(begin)

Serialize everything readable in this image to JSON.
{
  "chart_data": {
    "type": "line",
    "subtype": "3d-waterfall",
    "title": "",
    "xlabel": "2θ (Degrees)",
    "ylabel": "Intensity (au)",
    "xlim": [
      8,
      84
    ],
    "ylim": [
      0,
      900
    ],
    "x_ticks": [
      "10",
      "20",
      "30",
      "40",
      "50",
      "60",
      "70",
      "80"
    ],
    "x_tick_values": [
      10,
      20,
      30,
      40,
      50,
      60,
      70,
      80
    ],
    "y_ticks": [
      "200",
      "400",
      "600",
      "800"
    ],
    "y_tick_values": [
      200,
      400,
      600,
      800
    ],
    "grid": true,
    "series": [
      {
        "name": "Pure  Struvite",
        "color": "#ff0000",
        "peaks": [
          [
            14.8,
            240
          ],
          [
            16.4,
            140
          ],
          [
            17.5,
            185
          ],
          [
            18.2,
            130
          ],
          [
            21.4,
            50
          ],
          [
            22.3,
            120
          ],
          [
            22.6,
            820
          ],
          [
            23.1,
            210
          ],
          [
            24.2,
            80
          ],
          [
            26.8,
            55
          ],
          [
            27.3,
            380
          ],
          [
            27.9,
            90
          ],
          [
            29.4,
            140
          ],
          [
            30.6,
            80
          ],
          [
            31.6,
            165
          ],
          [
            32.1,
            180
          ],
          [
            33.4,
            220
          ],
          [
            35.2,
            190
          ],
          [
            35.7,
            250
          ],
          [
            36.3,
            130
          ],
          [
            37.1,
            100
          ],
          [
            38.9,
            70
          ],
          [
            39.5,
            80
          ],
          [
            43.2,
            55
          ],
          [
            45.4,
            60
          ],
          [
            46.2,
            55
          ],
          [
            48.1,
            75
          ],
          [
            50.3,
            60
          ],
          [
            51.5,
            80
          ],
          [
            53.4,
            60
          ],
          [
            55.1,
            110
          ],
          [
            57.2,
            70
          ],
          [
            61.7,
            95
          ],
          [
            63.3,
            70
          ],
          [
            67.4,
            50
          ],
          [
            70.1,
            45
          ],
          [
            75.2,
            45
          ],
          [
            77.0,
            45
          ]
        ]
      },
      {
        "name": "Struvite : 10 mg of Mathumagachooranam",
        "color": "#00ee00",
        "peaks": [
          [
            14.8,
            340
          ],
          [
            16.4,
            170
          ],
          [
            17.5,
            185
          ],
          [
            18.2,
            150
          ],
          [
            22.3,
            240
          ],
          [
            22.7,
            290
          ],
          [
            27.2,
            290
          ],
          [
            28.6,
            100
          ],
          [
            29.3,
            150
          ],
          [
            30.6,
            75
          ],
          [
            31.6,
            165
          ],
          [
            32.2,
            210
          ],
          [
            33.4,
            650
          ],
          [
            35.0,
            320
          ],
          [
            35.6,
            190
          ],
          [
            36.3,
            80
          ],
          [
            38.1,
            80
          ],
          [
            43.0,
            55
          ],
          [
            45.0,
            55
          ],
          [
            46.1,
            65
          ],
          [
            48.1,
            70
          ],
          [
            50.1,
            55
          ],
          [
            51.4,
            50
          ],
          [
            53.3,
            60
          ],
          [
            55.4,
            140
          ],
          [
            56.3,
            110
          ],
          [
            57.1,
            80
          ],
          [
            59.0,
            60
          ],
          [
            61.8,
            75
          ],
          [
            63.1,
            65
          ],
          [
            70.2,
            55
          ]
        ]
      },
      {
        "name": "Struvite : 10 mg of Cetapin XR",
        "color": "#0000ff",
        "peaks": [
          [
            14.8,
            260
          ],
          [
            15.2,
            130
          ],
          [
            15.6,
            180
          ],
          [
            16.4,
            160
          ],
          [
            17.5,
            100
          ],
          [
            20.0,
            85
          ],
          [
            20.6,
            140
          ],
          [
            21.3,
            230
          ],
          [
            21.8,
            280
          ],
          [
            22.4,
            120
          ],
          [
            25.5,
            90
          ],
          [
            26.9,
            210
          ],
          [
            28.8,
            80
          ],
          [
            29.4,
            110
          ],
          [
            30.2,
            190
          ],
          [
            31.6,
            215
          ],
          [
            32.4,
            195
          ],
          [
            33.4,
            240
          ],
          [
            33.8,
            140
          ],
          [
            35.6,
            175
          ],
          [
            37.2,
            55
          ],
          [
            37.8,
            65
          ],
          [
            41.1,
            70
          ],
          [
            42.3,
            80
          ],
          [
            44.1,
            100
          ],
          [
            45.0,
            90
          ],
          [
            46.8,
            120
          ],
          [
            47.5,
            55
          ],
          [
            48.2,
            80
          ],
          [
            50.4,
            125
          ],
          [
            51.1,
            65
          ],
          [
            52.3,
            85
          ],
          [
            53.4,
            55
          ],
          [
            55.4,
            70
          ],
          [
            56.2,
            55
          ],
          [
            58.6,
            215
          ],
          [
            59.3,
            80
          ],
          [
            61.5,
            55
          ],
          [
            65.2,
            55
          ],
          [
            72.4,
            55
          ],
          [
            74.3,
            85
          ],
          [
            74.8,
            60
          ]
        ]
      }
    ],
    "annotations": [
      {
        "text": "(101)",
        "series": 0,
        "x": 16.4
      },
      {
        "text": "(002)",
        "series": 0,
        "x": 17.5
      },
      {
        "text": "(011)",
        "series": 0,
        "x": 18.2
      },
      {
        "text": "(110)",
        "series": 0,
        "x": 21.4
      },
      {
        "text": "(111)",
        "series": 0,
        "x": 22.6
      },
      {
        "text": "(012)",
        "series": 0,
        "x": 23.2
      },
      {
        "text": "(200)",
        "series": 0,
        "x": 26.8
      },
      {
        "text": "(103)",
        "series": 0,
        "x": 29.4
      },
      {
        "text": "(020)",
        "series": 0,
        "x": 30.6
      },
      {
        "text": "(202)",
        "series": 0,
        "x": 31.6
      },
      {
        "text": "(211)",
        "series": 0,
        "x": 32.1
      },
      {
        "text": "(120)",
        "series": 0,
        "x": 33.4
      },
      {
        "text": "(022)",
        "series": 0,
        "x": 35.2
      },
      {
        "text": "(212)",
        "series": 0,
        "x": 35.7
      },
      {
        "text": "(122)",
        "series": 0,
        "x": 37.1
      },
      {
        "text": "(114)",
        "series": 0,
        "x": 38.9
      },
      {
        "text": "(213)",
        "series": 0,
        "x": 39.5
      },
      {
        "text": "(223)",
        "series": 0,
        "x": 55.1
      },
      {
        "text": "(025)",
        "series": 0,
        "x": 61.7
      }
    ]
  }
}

(end)

Every record shown above must be echoed exactly.

The solution:
Serialize everything readable in this image to JSON.
{
  "chart_data": {
    "type": "line",
    "subtype": "3d-waterfall",
    "title": "",
    "xlabel": "2θ (Degrees)",
    "ylabel": "Intensity (au)",
    "xlim": [
      8,
      84
    ],
    "ylim": [
      0,
      900
    ],
    "x_ticks": [
      "10",
      "20",
      "30",
      "40",
      "50",
      "60",
      "70",
      "80"
    ],
    "x_tick_values": [
      10,
      20,
      30,
      40,
      50,
      60,
      70,
      80
    ],
    "y_ticks": [
      "200",
      "400",
      "600",
      "800"
    ],
    "y_tick_values": [
      200,
      400,
      600,
      800
    ],
    "grid": true,
    "series": [
      {
        "name": "Pure  Struvite",
        "color": "#ff0000",
        "peaks": [
          [
            14.8,
            240
          ],
          [
            16.4,
            140
          ],
          [
            17.5,
            185
          ],
          [
            18.2,
            130
          ],
          [
            21.4,
            50
          ],
          [
            22.3,
            120
          ],
          [
            22.6,
            820
          ],
          [
            23.1,
            210
          ],
          [
            24.2,
            80
          ],
          [
            26.8,
            55
          ],
          [
            27.3,
            380
          ],
          [
            27.9,
            90
          ],
          [
            29.4,
            140
          ],
          [
            30.6,
            80
          ],
          [
            31.6,
            165
          ],
          [
            32.1,
            180
          ],
          [
            33.4,
            220
          ],
          [
            35.2,
            190
          ],
          [
            35.7,
            250
          ],
          [
            36.3,
            130
          ],
          [
            37.1,
            100
          ],
          [
            38.9,
            70
          ],
          [
            39.5,
            80
          ],
          [
            43.2,
            55
          ],
          [
            45.4,
            60
          ],
          [
            46.2,
            55
          ],
          [
            48.1,
            75
          ],
          [
            50.3,
            60
          ],
          [
            51.5,
            80
          ],
          [
            53.4,
            60
          ],
          [
            55.1,
            110
          ],
          [
            57.2,
            70
          ],
          [
            61.7,
            95
          ],
          [
            63.3,
            70
          ],
          [
            67.4,
            50
          ],
          [
            70.1,
            45
          ],
          [
            75.2,
            45
          ],
          [
            77.0,
            45
          ]
        ]
      },
      {
        "name": "Struvite : 10 mg of Mathumagachooranam",
        "color": "#00ee00",
        "peaks": [
          [
            14.8,
            340
          ],
          [
            16.4,
            170
          ],
          [
            17.5,
            185
          ],
          [
            18.2,
            150
          ],
          [
            22.3,
            240
          ],
          [
            22.7,
            290
          ],
          [
            27.2,
            290
          ],
          [
            28.6,
            100
          ],
          [
            29.3,
            150
          ],
          [
            30.6,
            75
          ],
          [
            31.6,
            165
          ],
          [
            32.2,
            210
          ],
          [
            33.4,
            650
          ],
          [
            35.0,
            320
          ],
          [
            35.6,
            190
          ],
          [
            36.3,
            80
          ],
          [
            38.1,
            80
          ],
          [
            43.0,
            55
          ],
          [
            45.0,
            55
          ],
          [
            46.1,
            65
          ],
          [
            48.1,
            70
          ],
          [
            50.1,
            55
          ],
          [
            51.4,
            50
          ],
          [
            53.3,
            60
          ],
          [
            55.4,
            140
          ],
          [
            56.3,
            110
          ],
          [
            57.1,
            80
          ],
          [
            59.0,
            60
          ],
          [
            61.8,
            75
          ],
          [
            63.1,
            65
          ],
          [
            70.2,
            55
          ]
        ]
      },
      {
        "name": "Struvite : 10 mg of Cetapin XR",
        "color": "#0000ff",
        "peaks": [
          [
            14.8,
            260
          ],
          [
            15.2,
            130
          ],
          [
            15.6,
            180
          ],
          [
            16.4,
            160
          ],
          [
            17.5,
            100
          ],
          [
            20.0,
            85
          ],
          [
            20.6,
            140
          ],
          [
            21.3,
            230
          ],
          [
            21.8,
            280
          ],
          [
            22.4,
            120
          ],
          [
            25.5,
            90
          ],
          [
            26.9,
            210
          ],
          [
            28.8,
            80
          ],
          [
            29.4,
            110
          ],
          [
            30.2,
            190
          ],
          [
            31.6,
            215
          ],
          [
            32.4,
            195
          ],
          [
            33.4,
            240
          ],
          [
            33.8,
            140
          ],
          [
            35.6,
            175
          ],
          [
            37.2,
            55
          ],
          [
            37.8,
            65
          ],
          [
            41.1,
            70
          ],
          [
            42.3,
            80
          ],
          [
            44.1,
            100
          ],
          [
            45.0,
            90
          ],
          [
            46.8,
            120
          ],
          [
            47.5,
            55
          ],
          [
            48.2,
            80
          ],
          [
            50.4,
            125
          ],
          [
            51.1,
            65
          ],
          [
            52.3,
            85
          ],
          [
            53.4,
            55
          ],
          [
            55.4,
            70
          ],
          [
            56.2,
            55
          ],
          [
            58.6,
            215
          ],
          [
            59.3,
            80
          ],
          [
            61.5,
            55
          ],
          [
            65.2,
            55
          ],
          [
            72.4,
            55
          ],
          [
            74.3,
            85
          ],
          [
            74.8,
            60
          ]
        ]
      }
    ],
    "annotations": [
      {
        "text": "(101)",
        "series": 0,
        "x": 16.4
      },
      {
        "text": "(002)",
        "series": 0,
        "x": 17.5
      },
      {
        "text": "(011)",
        "series": 0,
        "x": 18.2
      },
      {
        "text": "(110)",
        "series": 0,
        "x": 21.4
      },
      {
        "text": "(111)",
        "series": 0,
        "x": 22.6
      },
      {
        "text": "(012)",
        "series": 0,
        "x": 23.2
      },
      {
        "text": "(200)",
        "series": 0,
        "x": 26.8
      },
      {
        "text": "(103)",
        "series": 0,
        "x": 29.4
      },
      {
        "text": "(020)",
        "series": 0,
        "x": 30.6
      },
      {
        "text": "(202)",
        "series": 0,
        "x": 31.6
      },
      {
        "text": "(211)",
        "series": 0,
        "x": 32.1
      },
      {
        "text": "(120)",
        "series": 0,
        "x": 33.4
      },
      {
        "text": "(022)",
        "series": 0,
        "x": 35.2
      },
      {
        "text": "(212)",
        "series": 0,
        "x": 35.7
      },
      {
        "text": "(122)",
        "series": 0,
        "x": 37.1
      },
      {
        "text": "(114)",
        "series": 0,
        "x": 38.9
      },
      {
        "text": "(213)",
        "series": 0,
        "x": 39.5
      },
      {
        "text": "(223)",
        "series": 0,
        "x": 55.1
      },
      {
        "text": "(025)",
        "series": 0,
        "x": 61.7
      }
    ]
  }
}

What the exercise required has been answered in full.